Report, word for word, every line of the material that contains "vandaag".
::: MATERIAL FOR THIS EXERCISE :::
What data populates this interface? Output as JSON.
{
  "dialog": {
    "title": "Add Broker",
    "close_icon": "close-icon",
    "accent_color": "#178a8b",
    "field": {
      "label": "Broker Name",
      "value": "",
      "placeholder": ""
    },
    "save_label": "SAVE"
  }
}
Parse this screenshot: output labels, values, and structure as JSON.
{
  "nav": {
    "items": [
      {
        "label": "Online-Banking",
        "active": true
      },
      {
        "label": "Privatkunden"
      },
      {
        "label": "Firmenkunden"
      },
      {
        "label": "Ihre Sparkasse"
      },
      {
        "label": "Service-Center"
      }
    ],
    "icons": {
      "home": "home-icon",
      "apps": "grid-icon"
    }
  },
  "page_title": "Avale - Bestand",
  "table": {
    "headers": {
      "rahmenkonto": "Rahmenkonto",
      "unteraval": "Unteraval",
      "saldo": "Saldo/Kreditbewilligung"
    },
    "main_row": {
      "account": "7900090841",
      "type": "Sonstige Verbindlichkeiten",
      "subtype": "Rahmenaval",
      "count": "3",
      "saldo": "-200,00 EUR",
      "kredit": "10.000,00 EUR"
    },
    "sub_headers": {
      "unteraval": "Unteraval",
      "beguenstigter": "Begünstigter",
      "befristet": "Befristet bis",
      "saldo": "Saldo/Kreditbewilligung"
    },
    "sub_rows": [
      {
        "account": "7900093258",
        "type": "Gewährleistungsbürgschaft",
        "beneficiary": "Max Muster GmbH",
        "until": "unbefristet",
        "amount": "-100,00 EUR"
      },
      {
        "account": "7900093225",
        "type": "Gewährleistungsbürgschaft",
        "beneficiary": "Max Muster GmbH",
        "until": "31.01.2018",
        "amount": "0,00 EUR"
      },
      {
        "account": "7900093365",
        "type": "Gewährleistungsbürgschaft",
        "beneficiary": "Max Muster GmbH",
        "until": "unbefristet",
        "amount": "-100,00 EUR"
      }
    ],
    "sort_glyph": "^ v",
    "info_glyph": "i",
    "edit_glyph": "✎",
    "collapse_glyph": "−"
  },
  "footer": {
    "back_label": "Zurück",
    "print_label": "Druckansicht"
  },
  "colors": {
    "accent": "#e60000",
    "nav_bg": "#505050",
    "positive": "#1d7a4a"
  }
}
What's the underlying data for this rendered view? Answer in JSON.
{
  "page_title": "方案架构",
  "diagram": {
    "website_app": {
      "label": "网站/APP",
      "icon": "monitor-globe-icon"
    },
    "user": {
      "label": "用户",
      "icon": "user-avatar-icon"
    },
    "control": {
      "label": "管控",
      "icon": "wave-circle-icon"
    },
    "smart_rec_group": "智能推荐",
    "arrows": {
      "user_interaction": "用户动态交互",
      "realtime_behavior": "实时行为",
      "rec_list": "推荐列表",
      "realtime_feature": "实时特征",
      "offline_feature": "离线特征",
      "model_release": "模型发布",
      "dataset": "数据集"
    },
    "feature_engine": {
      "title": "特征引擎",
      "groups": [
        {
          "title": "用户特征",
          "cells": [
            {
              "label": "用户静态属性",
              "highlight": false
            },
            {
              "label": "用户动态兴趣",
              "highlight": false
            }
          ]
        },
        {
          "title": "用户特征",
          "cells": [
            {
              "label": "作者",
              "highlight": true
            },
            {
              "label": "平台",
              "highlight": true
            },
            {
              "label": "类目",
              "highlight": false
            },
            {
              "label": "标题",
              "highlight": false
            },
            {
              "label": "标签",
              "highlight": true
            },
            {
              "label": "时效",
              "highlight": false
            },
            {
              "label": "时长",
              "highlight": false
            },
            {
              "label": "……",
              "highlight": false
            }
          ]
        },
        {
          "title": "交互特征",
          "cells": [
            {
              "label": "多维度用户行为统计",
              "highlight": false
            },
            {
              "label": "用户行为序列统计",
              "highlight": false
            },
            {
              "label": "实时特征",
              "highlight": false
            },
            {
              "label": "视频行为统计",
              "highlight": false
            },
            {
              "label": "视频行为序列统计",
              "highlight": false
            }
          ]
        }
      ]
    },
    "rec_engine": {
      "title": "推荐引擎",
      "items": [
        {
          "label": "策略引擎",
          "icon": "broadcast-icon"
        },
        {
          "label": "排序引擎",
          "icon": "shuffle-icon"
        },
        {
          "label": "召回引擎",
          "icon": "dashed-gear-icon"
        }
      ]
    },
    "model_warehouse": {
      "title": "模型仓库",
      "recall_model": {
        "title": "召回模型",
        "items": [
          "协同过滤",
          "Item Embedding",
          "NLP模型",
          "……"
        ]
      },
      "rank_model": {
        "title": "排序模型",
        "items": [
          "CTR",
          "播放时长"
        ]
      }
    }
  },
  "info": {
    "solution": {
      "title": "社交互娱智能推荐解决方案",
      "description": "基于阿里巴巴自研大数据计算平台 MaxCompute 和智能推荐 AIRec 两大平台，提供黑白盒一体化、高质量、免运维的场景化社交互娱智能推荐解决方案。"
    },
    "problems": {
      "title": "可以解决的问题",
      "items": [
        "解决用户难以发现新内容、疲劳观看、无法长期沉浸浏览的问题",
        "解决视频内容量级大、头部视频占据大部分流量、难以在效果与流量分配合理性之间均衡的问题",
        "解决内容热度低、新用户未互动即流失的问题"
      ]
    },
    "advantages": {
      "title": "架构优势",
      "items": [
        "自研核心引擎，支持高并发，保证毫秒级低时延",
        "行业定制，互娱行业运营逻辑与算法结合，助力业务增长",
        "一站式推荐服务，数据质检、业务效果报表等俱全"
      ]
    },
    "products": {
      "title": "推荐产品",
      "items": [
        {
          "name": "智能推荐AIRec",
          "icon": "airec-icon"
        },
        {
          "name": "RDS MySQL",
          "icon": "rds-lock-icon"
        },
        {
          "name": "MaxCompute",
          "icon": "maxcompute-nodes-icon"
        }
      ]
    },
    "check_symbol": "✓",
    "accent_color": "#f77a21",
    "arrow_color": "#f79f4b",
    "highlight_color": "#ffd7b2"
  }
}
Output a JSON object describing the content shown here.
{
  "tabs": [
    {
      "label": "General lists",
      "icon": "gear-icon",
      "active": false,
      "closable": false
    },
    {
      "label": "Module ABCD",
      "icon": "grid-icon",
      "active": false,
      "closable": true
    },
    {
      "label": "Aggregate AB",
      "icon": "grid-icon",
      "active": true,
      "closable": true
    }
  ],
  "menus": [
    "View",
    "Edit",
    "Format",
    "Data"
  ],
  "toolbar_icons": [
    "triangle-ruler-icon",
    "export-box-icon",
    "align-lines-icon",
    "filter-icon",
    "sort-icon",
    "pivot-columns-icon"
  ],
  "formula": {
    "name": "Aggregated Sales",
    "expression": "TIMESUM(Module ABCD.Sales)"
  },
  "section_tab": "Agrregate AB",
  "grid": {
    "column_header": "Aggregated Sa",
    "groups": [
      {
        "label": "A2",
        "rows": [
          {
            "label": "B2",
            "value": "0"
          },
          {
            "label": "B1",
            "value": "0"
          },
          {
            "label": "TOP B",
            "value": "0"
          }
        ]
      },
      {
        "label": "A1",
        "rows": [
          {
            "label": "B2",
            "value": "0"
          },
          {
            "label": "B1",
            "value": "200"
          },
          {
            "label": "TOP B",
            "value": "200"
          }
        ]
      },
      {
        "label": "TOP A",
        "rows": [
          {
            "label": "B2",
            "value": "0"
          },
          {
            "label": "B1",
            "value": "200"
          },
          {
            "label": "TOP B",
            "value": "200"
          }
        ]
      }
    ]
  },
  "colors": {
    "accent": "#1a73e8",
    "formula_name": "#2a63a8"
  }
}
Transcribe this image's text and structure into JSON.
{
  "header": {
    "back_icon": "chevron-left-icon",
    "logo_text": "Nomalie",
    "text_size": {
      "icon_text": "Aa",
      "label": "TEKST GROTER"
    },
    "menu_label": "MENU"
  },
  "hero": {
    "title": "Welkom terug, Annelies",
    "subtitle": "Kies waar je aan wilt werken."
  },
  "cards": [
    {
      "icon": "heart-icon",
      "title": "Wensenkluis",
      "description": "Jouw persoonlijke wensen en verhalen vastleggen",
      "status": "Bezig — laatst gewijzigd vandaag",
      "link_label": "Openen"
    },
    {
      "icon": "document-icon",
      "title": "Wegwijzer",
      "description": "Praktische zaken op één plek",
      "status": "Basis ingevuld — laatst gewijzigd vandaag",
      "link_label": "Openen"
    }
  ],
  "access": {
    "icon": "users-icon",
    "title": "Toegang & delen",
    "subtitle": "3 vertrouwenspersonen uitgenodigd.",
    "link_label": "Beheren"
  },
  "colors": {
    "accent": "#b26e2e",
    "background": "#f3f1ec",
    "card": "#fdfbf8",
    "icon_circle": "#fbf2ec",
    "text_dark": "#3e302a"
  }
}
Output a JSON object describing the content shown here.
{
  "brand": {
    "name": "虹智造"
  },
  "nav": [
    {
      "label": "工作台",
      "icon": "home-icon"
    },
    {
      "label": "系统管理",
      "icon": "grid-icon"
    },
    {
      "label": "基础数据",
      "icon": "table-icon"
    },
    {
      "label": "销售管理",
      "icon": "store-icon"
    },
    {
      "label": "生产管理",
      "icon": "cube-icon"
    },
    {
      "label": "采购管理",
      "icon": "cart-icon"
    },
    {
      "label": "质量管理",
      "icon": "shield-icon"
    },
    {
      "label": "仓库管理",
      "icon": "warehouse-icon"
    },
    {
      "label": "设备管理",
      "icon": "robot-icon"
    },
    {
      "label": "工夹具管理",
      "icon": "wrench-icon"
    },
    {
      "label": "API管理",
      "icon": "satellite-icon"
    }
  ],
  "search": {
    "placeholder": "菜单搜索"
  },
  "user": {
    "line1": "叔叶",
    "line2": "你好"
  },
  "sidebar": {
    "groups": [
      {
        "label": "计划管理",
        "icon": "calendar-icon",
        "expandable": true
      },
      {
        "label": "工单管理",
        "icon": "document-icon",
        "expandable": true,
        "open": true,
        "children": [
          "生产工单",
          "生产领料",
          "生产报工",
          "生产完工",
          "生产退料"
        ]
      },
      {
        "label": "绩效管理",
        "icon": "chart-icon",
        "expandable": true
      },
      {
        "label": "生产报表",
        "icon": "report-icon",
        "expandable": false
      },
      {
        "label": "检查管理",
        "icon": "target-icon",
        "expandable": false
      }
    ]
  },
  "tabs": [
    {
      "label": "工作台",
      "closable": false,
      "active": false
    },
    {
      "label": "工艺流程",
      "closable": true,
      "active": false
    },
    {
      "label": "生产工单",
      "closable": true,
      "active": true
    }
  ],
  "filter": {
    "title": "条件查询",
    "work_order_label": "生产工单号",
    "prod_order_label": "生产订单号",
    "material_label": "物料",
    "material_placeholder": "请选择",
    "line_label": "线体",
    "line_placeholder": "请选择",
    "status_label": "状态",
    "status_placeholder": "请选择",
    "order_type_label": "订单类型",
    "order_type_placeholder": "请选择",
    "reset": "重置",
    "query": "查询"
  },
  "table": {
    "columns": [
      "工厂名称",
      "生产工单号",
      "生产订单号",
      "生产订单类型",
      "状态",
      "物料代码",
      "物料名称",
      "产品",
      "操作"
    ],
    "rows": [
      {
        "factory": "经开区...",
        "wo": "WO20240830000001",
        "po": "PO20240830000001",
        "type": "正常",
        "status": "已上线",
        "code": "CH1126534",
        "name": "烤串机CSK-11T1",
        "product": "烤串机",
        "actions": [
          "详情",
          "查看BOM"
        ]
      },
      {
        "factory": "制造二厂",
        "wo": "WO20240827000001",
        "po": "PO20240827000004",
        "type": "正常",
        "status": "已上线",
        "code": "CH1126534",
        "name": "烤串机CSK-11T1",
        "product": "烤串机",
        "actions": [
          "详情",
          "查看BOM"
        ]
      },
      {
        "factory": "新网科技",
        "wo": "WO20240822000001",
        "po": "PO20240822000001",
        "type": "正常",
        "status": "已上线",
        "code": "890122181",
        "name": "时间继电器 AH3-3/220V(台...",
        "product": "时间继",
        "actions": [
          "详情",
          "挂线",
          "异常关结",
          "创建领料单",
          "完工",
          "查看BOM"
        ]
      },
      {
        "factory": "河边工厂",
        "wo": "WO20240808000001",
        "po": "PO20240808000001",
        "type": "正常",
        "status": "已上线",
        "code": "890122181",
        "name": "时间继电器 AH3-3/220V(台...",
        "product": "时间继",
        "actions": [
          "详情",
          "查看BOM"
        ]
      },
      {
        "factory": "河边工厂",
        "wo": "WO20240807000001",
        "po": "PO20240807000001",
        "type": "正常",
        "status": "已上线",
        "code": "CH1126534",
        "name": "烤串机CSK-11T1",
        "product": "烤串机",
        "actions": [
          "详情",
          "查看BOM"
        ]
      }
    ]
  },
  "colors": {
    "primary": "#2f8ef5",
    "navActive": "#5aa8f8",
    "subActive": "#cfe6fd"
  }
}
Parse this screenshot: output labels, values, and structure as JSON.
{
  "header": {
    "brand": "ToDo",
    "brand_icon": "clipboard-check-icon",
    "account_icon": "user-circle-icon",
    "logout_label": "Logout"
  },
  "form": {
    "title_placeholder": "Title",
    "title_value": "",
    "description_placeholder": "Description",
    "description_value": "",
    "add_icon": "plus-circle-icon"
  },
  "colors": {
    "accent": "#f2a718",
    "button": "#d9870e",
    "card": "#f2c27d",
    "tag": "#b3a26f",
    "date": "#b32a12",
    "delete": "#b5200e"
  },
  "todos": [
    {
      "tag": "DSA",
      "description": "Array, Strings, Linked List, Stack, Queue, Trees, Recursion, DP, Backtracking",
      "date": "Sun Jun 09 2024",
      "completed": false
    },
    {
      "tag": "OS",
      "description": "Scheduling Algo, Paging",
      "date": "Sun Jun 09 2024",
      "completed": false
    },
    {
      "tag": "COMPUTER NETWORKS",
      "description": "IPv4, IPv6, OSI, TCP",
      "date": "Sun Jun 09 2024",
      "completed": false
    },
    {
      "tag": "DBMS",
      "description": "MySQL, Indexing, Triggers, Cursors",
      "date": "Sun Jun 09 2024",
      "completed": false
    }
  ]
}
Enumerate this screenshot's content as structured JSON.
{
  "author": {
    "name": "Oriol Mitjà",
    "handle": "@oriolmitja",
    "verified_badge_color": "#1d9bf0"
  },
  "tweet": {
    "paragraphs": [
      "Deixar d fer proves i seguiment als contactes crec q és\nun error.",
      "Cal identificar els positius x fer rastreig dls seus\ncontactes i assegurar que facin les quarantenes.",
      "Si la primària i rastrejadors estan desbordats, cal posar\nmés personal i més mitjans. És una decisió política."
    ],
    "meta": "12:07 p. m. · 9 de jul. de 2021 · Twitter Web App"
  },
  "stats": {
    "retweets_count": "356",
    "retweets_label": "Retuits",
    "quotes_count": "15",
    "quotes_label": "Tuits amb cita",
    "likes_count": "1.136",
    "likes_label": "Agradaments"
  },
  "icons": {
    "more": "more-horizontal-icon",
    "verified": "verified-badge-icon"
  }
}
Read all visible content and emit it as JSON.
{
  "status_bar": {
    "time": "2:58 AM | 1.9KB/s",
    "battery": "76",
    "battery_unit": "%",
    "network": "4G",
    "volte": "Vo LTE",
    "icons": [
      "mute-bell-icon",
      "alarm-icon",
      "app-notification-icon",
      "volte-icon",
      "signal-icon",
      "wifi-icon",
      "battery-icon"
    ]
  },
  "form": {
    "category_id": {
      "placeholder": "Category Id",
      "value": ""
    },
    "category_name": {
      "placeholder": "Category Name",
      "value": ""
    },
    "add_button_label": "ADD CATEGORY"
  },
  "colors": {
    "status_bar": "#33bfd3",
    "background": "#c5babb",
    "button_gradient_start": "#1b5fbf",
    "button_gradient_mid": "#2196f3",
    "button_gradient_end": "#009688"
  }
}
:::
__SOLVED PROBLEM__
      "status": "Bezig — laatst gewijzigd vandaag",
      "status": "Basis ingevuld — laatst gewijzigd vandaag",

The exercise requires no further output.